GOAL A:
Copy the rows exactly, from the first one through the one containing "context-stair xyxy=(286,247,312,267)", with both of those included.
┌─ PROVIDED TEXT
Wandb demo

Experiment tracking

Install Wandb (W&B):

Install Wandb using pip:

pip install wandb

Or conda:

conda install -c conda-forge wandb

Setup wandb

wandb login

wandb will ask us for a authorize code, which in Here. Or we also can set an env for auto login by:

export WANDB_API_KEY = $OUR_API

Start experiment tracking

To start experiment tracking, we need to intergrate Wandb in our script:

import wandb

run = wandb.init(project="mlops-wandb-demo", tags=["dropout", "cnn"])

Where:

wandb.init(): Initialize a new run with specific name throughproject=<name>.

Multiple run from one script

If we run multiple time in our script, use run = wandb.init(reinit=True) to reinit new run and run.finish() to end the run.

import wandb
for x in range(10):
    run = wandb.init(reinit=True)
    for y in range (100):
        wandb.log({"metric": x+y})
    run.finish()

Configure runs

Set the wandb.config in our script allows us to save the training hyperparameter, input setting, and other dependency variables for our experiments. wandb.config save a dictionary of hyperparameters such as learning rate or model type. The model settings we capture in config are useful later to organize and query the results.

In the code, we can setup the config with a simple code:

# init wandb
config = dict(
    learning_rate = LEARNING_RATE,
    momentum      = MOMENTUM,
    architecture  = ARCHITECTURE,
    dataset       = DATASET
)

wandb.init(config=config)

Or by using argparse.Namespace:

wandb.init(config={"lr": 0.1})
└─
┌─ DATASET RECORDS
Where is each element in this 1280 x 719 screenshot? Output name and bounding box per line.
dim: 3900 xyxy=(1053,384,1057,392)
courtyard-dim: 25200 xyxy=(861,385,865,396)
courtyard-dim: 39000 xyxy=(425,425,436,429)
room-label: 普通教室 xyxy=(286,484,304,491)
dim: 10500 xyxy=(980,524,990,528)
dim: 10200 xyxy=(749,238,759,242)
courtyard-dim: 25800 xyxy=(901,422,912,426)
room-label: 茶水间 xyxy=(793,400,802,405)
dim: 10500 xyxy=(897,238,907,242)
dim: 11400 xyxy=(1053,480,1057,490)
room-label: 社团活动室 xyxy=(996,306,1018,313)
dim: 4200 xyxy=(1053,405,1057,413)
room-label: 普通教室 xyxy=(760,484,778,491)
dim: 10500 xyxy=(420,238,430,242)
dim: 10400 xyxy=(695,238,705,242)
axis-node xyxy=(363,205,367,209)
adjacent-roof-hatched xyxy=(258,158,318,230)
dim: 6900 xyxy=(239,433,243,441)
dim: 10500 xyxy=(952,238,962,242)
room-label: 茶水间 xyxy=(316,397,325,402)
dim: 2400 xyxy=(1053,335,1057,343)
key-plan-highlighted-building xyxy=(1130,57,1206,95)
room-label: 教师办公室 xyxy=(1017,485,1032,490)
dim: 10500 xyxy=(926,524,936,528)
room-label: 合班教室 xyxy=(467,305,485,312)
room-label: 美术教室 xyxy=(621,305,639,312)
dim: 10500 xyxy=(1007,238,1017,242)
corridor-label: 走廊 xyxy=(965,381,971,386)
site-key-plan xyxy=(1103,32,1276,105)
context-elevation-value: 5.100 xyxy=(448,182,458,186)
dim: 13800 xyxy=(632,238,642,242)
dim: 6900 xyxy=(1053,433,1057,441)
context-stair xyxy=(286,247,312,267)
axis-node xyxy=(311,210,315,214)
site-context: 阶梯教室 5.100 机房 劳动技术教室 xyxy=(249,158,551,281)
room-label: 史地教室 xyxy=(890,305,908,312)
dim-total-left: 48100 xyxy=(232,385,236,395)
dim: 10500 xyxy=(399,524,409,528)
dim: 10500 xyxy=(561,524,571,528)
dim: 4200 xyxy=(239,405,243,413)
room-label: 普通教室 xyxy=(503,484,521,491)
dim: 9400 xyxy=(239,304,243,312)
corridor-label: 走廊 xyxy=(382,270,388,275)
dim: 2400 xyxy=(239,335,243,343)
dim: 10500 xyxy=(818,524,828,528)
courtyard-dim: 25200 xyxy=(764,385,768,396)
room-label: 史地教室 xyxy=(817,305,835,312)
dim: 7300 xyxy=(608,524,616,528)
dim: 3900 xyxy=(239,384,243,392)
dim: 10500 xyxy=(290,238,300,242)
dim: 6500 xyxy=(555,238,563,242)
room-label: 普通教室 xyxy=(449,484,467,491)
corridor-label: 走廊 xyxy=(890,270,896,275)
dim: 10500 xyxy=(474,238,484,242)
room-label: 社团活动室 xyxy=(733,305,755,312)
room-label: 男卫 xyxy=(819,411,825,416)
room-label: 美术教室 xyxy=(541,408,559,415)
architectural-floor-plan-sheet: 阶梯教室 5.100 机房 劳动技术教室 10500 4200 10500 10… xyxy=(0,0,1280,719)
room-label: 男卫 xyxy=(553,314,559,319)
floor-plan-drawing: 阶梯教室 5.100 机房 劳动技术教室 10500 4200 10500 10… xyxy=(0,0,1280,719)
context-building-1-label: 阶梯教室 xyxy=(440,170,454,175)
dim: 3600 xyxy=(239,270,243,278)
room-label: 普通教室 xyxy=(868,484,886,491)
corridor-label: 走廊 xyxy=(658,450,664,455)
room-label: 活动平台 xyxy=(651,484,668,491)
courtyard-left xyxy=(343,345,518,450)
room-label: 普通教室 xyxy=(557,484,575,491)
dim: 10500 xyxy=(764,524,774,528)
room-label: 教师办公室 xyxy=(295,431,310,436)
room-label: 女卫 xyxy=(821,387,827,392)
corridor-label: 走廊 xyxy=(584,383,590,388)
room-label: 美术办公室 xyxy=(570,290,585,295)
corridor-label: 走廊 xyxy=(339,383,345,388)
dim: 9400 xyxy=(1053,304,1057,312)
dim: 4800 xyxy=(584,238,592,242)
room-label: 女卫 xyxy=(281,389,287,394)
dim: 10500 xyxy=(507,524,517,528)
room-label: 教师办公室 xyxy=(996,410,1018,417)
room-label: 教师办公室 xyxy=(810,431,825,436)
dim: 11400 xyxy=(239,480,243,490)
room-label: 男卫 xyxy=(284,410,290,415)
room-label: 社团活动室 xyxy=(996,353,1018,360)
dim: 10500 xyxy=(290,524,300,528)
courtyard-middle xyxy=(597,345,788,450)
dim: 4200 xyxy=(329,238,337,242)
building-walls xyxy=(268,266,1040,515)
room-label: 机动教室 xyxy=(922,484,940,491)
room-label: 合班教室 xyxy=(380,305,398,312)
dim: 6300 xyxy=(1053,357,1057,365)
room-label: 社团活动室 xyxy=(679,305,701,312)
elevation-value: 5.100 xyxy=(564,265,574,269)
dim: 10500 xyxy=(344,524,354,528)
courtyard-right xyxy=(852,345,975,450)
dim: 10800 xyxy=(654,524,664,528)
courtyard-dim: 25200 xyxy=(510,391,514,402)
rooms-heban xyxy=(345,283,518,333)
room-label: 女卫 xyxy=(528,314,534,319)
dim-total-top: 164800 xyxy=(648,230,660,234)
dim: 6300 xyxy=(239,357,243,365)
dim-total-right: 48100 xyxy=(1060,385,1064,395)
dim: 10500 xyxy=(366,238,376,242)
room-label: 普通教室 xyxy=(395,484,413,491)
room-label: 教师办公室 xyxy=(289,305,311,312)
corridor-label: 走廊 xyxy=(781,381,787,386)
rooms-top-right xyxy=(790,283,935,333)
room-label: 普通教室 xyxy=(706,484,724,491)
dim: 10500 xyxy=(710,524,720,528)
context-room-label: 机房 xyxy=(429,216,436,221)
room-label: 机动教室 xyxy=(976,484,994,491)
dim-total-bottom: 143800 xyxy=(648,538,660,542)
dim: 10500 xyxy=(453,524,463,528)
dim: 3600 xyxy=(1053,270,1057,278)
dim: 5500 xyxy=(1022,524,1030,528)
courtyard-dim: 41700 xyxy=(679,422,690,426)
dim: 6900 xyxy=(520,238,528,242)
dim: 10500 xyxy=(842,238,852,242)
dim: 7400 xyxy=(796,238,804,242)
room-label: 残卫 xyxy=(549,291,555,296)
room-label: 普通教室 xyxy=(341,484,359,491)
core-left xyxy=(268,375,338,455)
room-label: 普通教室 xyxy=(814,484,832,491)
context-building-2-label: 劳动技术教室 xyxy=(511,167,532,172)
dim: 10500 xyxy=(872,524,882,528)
└─
GOAL B:
According to the Wandb demo, why should you set wandb.config in your script? Answer in one to three sentences.

SOLUTION A:
Where is each element in this 1280 x 719 screenshot? Output name and bounding box per line.
dim: 3900 xyxy=(1053,384,1057,392)
courtyard-dim: 25200 xyxy=(861,385,865,396)
courtyard-dim: 39000 xyxy=(425,425,436,429)
room-label: 普通教室 xyxy=(286,484,304,491)
dim: 10500 xyxy=(980,524,990,528)
dim: 10200 xyxy=(749,238,759,242)
courtyard-dim: 25800 xyxy=(901,422,912,426)
room-label: 茶水间 xyxy=(793,400,802,405)
dim: 10500 xyxy=(897,238,907,242)
dim: 11400 xyxy=(1053,480,1057,490)
room-label: 社团活动室 xyxy=(996,306,1018,313)
dim: 4200 xyxy=(1053,405,1057,413)
room-label: 普通教室 xyxy=(760,484,778,491)
dim: 10500 xyxy=(420,238,430,242)
dim: 10400 xyxy=(695,238,705,242)
axis-node xyxy=(363,205,367,209)
adjacent-roof-hatched xyxy=(258,158,318,230)
dim: 6900 xyxy=(239,433,243,441)
dim: 10500 xyxy=(952,238,962,242)
room-label: 茶水间 xyxy=(316,397,325,402)
dim: 2400 xyxy=(1053,335,1057,343)
key-plan-highlighted-building xyxy=(1130,57,1206,95)
room-label: 教师办公室 xyxy=(1017,485,1032,490)
dim: 10500 xyxy=(926,524,936,528)
room-label: 合班教室 xyxy=(467,305,485,312)
room-label: 美术教室 xyxy=(621,305,639,312)
dim: 10500 xyxy=(1007,238,1017,242)
corridor-label: 走廊 xyxy=(965,381,971,386)
site-key-plan xyxy=(1103,32,1276,105)
context-elevation-value: 5.100 xyxy=(448,182,458,186)
dim: 13800 xyxy=(632,238,642,242)
dim: 6900 xyxy=(1053,433,1057,441)
context-stair xyxy=(286,247,312,267)

SOLUTION B:
Setting wandb.config saves the training hyperparameters, such as learning rate or model type. It also saves input settings and other dependency variables for the experiments. The settings captured in config are useful later to organize and query the results.